ENTRIES:

------------------------------------

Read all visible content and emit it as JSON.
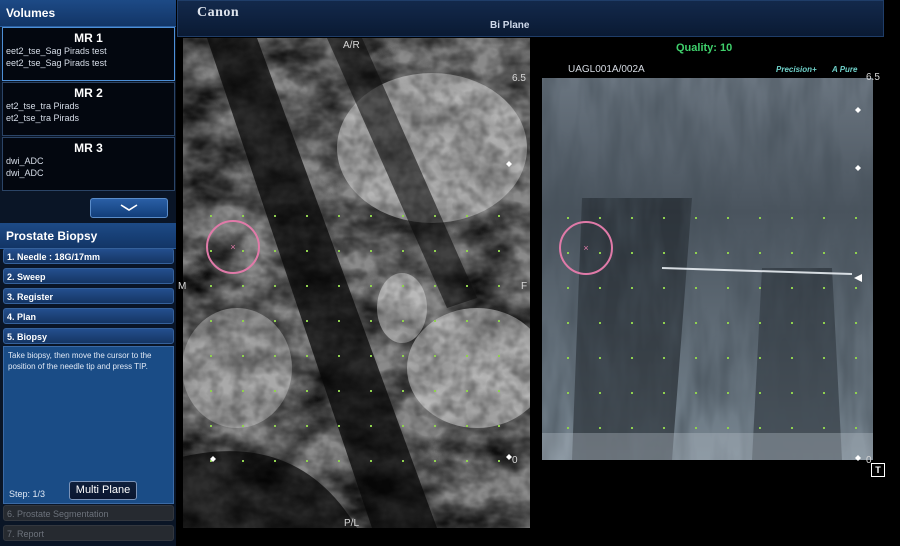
{
  "left_panel": {
    "volumes_title": "Volumes",
    "volumes": [
      {
        "title": "MR 1",
        "lines": [
          "eet2_tse_Sag Pirads test",
          "eet2_tse_Sag Pirads test"
        ]
      },
      {
        "title": "MR 2",
        "lines": [
          "et2_tse_tra Pirads",
          "et2_tse_tra Pirads"
        ]
      },
      {
        "title": "MR 3",
        "lines": [
          "dwi_ADC",
          "dwi_ADC"
        ]
      }
    ],
    "biopsy_title": "Prostate Biopsy",
    "steps": [
      {
        "label": "1. Needle : 18G/17mm"
      },
      {
        "label": "2. Sweep"
      },
      {
        "label": "3. Register"
      },
      {
        "label": "4. Plan"
      },
      {
        "label": "5. Biopsy"
      }
    ],
    "instruction": "Take biopsy, then move the cursor to the position of the needle tip and press TIP.",
    "step_counter": "Step:  1/3",
    "multi_plane_label": "Multi Plane",
    "disabled_steps": [
      "6. Prostate Segmentation",
      "7. Report"
    ]
  },
  "header": {
    "logo": "Canon",
    "title": "Bi Plane"
  },
  "mr_view": {
    "top_label": "A/R",
    "bottom_label": "P/L",
    "left_label": "M",
    "right_label": "F",
    "scale_top": "6.5",
    "scale_bottom": "0"
  },
  "us_view": {
    "quality": "Quality: 10",
    "probe_id": "UAGL001A/002A",
    "precision": "Precision+",
    "apure": "A Pure",
    "scale_top": "6.5",
    "scale_bottom": "0",
    "tip_marker": "T"
  },
  "colors": {
    "grid_dot": "#8fd14f",
    "target_circle": "#e07aa8",
    "quality_text": "#3fcf6b"
  }
}
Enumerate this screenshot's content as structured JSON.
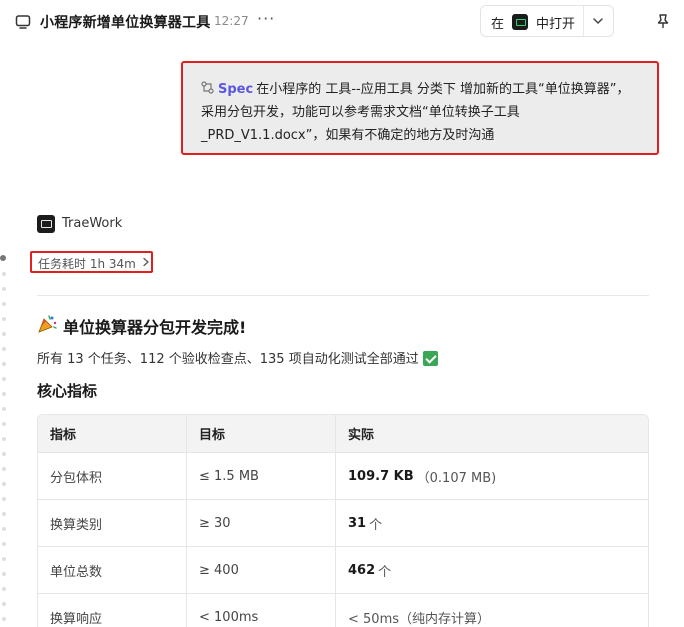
{
  "header": {
    "title": "小程序新增单位换算器工具",
    "time": "12:27",
    "more": "···",
    "open_in_prefix": "在",
    "open_in_suffix": "中打开"
  },
  "user_message": {
    "spec_label": "Spec",
    "text": "在小程序的 工具--应用工具 分类下 增加新的工具“单位换算器”，采用分包开发，功能可以参考需求文档“单位转换子工具_PRD_V1.1.docx”，如果有不确定的地方及时沟通"
  },
  "assistant": {
    "name": "TraeWork",
    "duration": "任务耗时 1h 34m",
    "done_title": "单位换算器分包开发完成!",
    "summary": "所有 13 个任务、112 个验收检查点、135 项自动化测试全部通过",
    "section_title": "核心指标",
    "table": {
      "headers": [
        "指标",
        "目标",
        "实际"
      ],
      "rows": [
        {
          "metric": "分包体积",
          "target": "≤ 1.5 MB",
          "actual_strong": "109.7 KB",
          "actual_rest": "（0.107 MB)"
        },
        {
          "metric": "换算类别",
          "target": "≥ 30",
          "actual_strong": "31",
          "actual_rest": "个"
        },
        {
          "metric": "单位总数",
          "target": "≥ 400",
          "actual_strong": "462",
          "actual_rest": "个"
        },
        {
          "metric": "换算响应",
          "target": "< 100ms",
          "actual_strong": "",
          "actual_rest": "< 50ms（纯内存计算）"
        }
      ]
    }
  },
  "colors": {
    "accent": "#5b57e0",
    "highlight_border": "#e02020",
    "success": "#3aa757"
  }
}
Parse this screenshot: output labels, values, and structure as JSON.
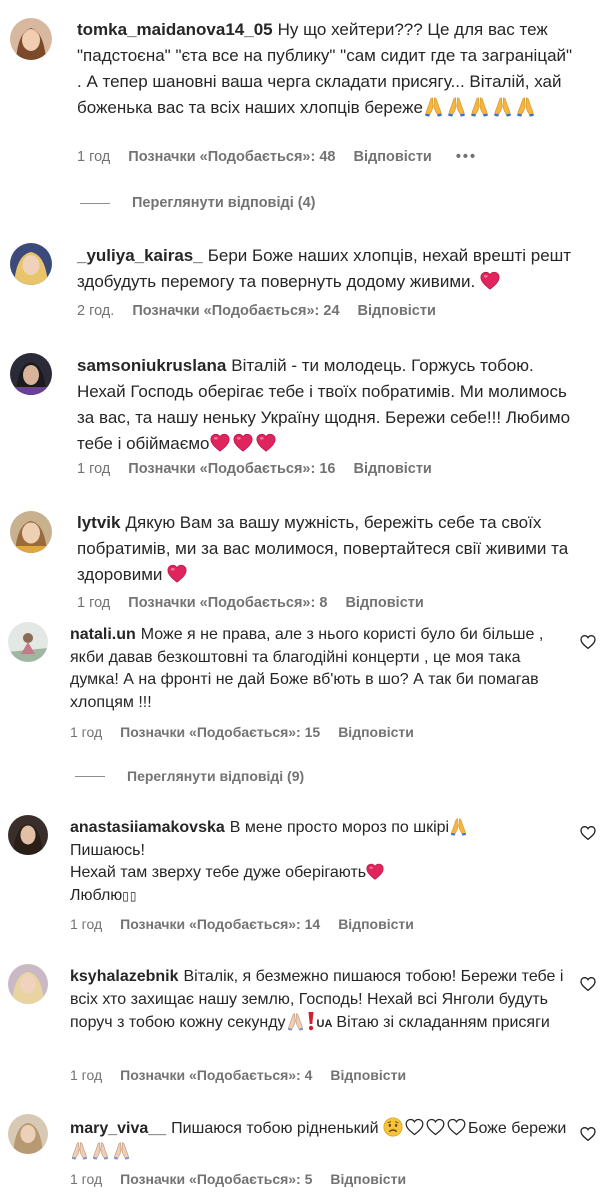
{
  "comments": [
    {
      "username": "tomka_maidanova14_05",
      "text": "Ну що хейтери??? Це для вас теж \"падстоєна\" \"єта все на публику\" \"сам сидит где та заграніцай\" . А тепер шановні ваша черга складати присягу... Віталій, хай боженька вас та всіх наших хлопців береже",
      "emoji": "🙏🙏🙏🙏🙏",
      "time": "1 год",
      "likes": "Позначки «Подобається»: 48",
      "reply": "Відповісти",
      "more": "•••"
    },
    {
      "username": "_yuliya_kairas_",
      "text": "Бери Боже наших хлопців, нехай врешті решт здобудуть перемогу та повернуть додому живими.",
      "emoji": "❤️",
      "time": "2 год.",
      "likes": "Позначки «Подобається»: 24",
      "reply": "Відповісти"
    },
    {
      "username": "samsoniukruslana",
      "text": "Віталій - ти молодець. Горжусь тобою. Нехай Господь оберігає тебе і твоїх побратимів. Ми молимось за вас, та нашу неньку Україну щодня. Бережи себе!!! Любимо тебе і обіймаємо",
      "emoji": "❤️❤️❤️",
      "time": "1 год",
      "likes": "Позначки «Подобається»: 16",
      "reply": "Відповісти"
    },
    {
      "username": "lytvik",
      "text": "Дякую Вам за вашу мужність, бережіть себе та своїх побратимів, ми за вас молимося, повертайтеся свії живими та здоровими",
      "emoji": "❤️",
      "time": "1 год",
      "likes": "Позначки «Подобається»: 8",
      "reply": "Відповісти"
    },
    {
      "username": "natali.un",
      "text": "Може я не права, але з нього користі було би більше , якби давав безкоштовні та благодійні концерти , це моя така думка! А на фронті не дай Боже вб'ють в шо? А так би помагав хлопцям !!!",
      "time": "1 год",
      "likes": "Позначки «Подобається»: 15",
      "reply": "Відповісти"
    },
    {
      "username": "anastasiiamakovska",
      "line1": "В мене просто мороз по шкірі",
      "line2": "Пишаюсь!",
      "line3": "Нехай там зверху тебе дуже оберігають",
      "line4": "Люблю",
      "boxes": "▯▯",
      "time": "1 год",
      "likes": "Позначки «Подобається»: 14",
      "reply": "Відповісти"
    },
    {
      "username": "ksyhalazebnik",
      "text": "Віталік, я безмежно пишаюся тобою! Бережи тебе і всіх хто захищає нашу землю, Господь! Нехай всі Янголи будуть поруч з тобою кожну секунду",
      "flag": "UA",
      "text2": "Вітаю зі складанням присяги",
      "time": "1 год",
      "likes": "Позначки «Подобається»: 4",
      "reply": "Відповісти"
    },
    {
      "username": "mary_viva__",
      "text": "Пишаюся тобою рідненький",
      "text2": "Боже бережи",
      "time": "1 год",
      "likes": "Позначки «Подобається»: 5",
      "reply": "Відповісти"
    }
  ],
  "view_replies_1": "Переглянути відповіді (4)",
  "view_replies_2": "Переглянути відповіді (9)",
  "colors": {
    "text": "#262626",
    "meta": "#737373",
    "heart": "#e0245e"
  },
  "icons": [
    "heart-outline-icon",
    "more-icon",
    "avatar"
  ]
}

------------------------------------

Leave out the pictures and give the listing above again exactly.

SOLUTION TO THIS PROBLEM:
Read all visible content and emit it as JSON.
{
  "left_panel": {
    "volumes_title": "Volumes",
    "volumes": [
      {
        "title": "MR 1",
        "lines": [
          "eet2_tse_Sag Pirads test",
          "eet2_tse_Sag Pirads test"
        ]
      },
      {
        "title": "MR 2",
        "lines": [
          "et2_tse_tra Pirads",
          "et2_tse_tra Pirads"
        ]
      },
      {
        "title": "MR 3",
        "lines": [
          "dwi_ADC",
          "dwi_ADC"
        ]
      }
    ],
    "biopsy_title": "Prostate Biopsy",
    "steps": [
      {
        "label": "1. Needle : 18G/17mm"
      },
      {
        "label": "2. Sweep"
      },
      {
        "label": "3. Register"
      },
      {
        "label": "4. Plan"
      },
      {
        "label": "5. Biopsy"
      }
    ],
    "instruction": "Take biopsy, then move the cursor to the position of the needle tip and press TIP.",
    "step_counter": "Step:  1/3",
    "multi_plane_label": "Multi Plane",
    "disabled_steps": [
      "6. Prostate Segmentation",
      "7. Report"
    ]
  },
  "header": {
    "logo": "Canon",
    "title": "Bi Plane"
  },
  "mr_view": {
    "top_label": "A/R",
    "bottom_label": "P/L",
    "left_label": "M",
    "right_label": "F",
    "scale_top": "6.5",
    "scale_bottom": "0"
  },
  "us_view": {
    "quality": "Quality: 10",
    "probe_id": "UAGL001A/002A",
    "precision": "Precision+",
    "apure": "A Pure",
    "scale_top": "6.5",
    "scale_bottom": "0",
    "tip_marker": "T"
  },
  "colors": {
    "grid_dot": "#8fd14f",
    "target_circle": "#e07aa8",
    "quality_text": "#3fcf6b"
  }
}
Enumerate this screenshot's content as structured JSON.
{
  "header": {
    "title": "小程序新增单位换算器工具",
    "time": "12:27",
    "more": "···",
    "open_in_prefix": "在",
    "open_in_suffix": "中打开"
  },
  "user_message": {
    "spec_label": "Spec",
    "text": "在小程序的 工具--应用工具 分类下 增加新的工具“单位换算器”，采用分包开发，功能可以参考需求文档“单位转换子工具_PRD_V1.1.docx”，如果有不确定的地方及时沟通"
  },
  "assistant": {
    "name": "TraeWork",
    "duration": "任务耗时 1h 34m",
    "done_title": "单位换算器分包开发完成!",
    "summary": "所有 13 个任务、112 个验收检查点、135 项自动化测试全部通过",
    "section_title": "核心指标",
    "table": {
      "headers": [
        "指标",
        "目标",
        "实际"
      ],
      "rows": [
        {
          "metric": "分包体积",
          "target": "≤ 1.5 MB",
          "actual_strong": "109.7 KB",
          "actual_rest": "（0.107 MB)"
        },
        {
          "metric": "换算类别",
          "target": "≥ 30",
          "actual_strong": "31",
          "actual_rest": "个"
        },
        {
          "metric": "单位总数",
          "target": "≥ 400",
          "actual_strong": "462",
          "actual_rest": "个"
        },
        {
          "metric": "换算响应",
          "target": "< 100ms",
          "actual_strong": "",
          "actual_rest": "< 50ms（纯内存计算）"
        }
      ]
    }
  },
  "colors": {
    "accent": "#5b57e0",
    "highlight_border": "#e02020",
    "success": "#3aa757"
  }
}
Parse this screenshot: output labels, values, and structure as JSON.
{
  "comments": [
    {
      "username": "tomka_maidanova14_05",
      "text": "Ну що хейтери??? Це для вас теж \"падстоєна\" \"єта все на публику\" \"сам сидит где та заграніцай\" . А тепер шановні ваша черга складати присягу... Віталій, хай боженька вас та всіх наших хлопців береже",
      "emoji": "🙏🙏🙏🙏🙏",
      "time": "1 год",
      "likes": "Позначки «Подобається»: 48",
      "reply": "Відповісти",
      "more": "•••"
    },
    {
      "username": "_yuliya_kairas_",
      "text": "Бери Боже наших хлопців, нехай врешті решт здобудуть перемогу та повернуть додому живими.",
      "emoji": "❤️",
      "time": "2 год.",
      "likes": "Позначки «Подобається»: 24",
      "reply": "Відповісти"
    },
    {
      "username": "samsoniukruslana",
      "text": "Віталій - ти молодець. Горжусь тобою. Нехай Господь оберігає тебе і твоїх побратимів. Ми молимось за вас, та нашу неньку Україну щодня. Бережи себе!!! Любимо тебе і обіймаємо",
      "emoji": "❤️❤️❤️",
      "time": "1 год",
      "likes": "Позначки «Подобається»: 16",
      "reply": "Відповісти"
    },
    {
      "username": "lytvik",
      "text": "Дякую Вам за вашу мужність, бережіть себе та своїх побратимів, ми за вас молимося, повертайтеся свії живими та здоровими",
      "emoji": "❤️",
      "time": "1 год",
      "likes": "Позначки «Подобається»: 8",
      "reply": "Відповісти"
    },
    {
      "username": "natali.un",
      "text": "Може я не права, але з нього користі було би більше , якби давав безкоштовні та благодійні концерти , це моя така думка! А на фронті не дай Боже вб'ють в шо? А так би помагав хлопцям !!!",
      "time": "1 год",
      "likes": "Позначки «Подобається»: 15",
      "reply": "Відповісти"
    },
    {
      "username": "anastasiiamakovska",
      "line1": "В мене просто мороз по шкірі",
      "line2": "Пишаюсь!",
      "line3": "Нехай там зверху тебе дуже оберігають",
      "line4": "Люблю",
      "boxes": "▯▯",
      "time": "1 год",
      "likes": "Позначки «Подобається»: 14",
      "reply": "Відповісти"
    },
    {
      "username": "ksyhalazebnik",
      "text": "Віталік, я безмежно пишаюся тобою! Бережи тебе і всіх хто захищає нашу землю, Господь! Нехай всі Янголи будуть поруч з тобою кожну секунду",
      "flag": "UA",
      "text2": "Вітаю зі складанням присяги",
      "time": "1 год",
      "likes": "Позначки «Подобається»: 4",
      "reply": "Відповісти"
    },
    {
      "username": "mary_viva__",
      "text": "Пишаюся тобою рідненький",
      "text2": "Боже бережи",
      "time": "1 год",
      "likes": "Позначки «Подобається»: 5",
      "reply": "Відповісти"
    }
  ],
  "view_replies_1": "Переглянути відповіді (4)",
  "view_replies_2": "Переглянути відповіді (9)",
  "colors": {
    "text": "#262626",
    "meta": "#737373",
    "heart": "#e0245e"
  },
  "icons": [
    "heart-outline-icon",
    "more-icon",
    "avatar"
  ]
}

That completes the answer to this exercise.